# start of Task material

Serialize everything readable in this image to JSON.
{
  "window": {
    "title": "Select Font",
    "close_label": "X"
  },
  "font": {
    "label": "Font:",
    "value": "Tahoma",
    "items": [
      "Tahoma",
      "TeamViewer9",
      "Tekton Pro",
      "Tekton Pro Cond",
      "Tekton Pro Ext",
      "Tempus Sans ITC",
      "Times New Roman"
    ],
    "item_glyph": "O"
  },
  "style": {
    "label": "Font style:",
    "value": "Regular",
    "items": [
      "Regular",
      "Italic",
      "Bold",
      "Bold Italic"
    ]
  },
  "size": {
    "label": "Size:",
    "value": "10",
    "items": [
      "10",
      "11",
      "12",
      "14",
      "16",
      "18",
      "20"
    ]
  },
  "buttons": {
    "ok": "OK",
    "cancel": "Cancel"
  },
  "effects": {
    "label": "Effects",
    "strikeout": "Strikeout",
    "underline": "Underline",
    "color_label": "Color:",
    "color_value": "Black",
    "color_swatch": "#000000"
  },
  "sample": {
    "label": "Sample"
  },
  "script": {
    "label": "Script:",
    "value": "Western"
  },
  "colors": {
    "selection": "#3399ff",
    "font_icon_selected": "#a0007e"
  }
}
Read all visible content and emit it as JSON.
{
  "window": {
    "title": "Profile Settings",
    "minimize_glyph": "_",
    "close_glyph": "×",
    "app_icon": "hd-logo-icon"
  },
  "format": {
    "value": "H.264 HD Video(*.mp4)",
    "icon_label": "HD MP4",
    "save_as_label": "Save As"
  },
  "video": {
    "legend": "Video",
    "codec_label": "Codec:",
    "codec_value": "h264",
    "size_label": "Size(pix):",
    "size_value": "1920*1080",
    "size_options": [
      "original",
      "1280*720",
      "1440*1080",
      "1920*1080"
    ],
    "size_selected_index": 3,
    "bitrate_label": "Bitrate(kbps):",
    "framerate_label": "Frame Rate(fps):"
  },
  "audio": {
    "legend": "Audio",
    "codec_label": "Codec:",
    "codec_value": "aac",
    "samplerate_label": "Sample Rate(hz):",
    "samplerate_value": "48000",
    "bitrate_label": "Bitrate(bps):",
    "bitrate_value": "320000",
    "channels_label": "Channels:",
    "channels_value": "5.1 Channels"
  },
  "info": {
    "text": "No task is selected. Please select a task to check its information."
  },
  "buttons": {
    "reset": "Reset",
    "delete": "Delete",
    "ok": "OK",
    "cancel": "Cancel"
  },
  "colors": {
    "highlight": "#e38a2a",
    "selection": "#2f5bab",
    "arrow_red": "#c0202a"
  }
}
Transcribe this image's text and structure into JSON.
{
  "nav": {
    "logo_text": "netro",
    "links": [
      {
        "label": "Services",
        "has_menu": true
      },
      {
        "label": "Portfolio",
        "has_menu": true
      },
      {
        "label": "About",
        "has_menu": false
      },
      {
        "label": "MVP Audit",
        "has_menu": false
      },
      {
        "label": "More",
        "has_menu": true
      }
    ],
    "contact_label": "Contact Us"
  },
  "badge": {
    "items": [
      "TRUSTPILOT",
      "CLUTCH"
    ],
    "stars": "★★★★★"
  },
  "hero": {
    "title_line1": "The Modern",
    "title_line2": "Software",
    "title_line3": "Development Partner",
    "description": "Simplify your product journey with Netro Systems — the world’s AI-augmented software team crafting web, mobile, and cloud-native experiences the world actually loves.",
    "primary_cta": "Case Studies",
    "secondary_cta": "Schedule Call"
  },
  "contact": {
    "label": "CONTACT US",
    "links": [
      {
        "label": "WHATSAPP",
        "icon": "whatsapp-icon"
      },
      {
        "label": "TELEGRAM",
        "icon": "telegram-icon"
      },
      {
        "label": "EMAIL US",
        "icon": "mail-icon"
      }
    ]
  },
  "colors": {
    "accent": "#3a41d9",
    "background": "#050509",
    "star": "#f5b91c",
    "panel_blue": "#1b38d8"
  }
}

# end of Task material

### Short task
Take every line above carrying "selection" and return it.

### Completed exercise
    "selection": "#3399ff",
    "selection": "#2f5bab",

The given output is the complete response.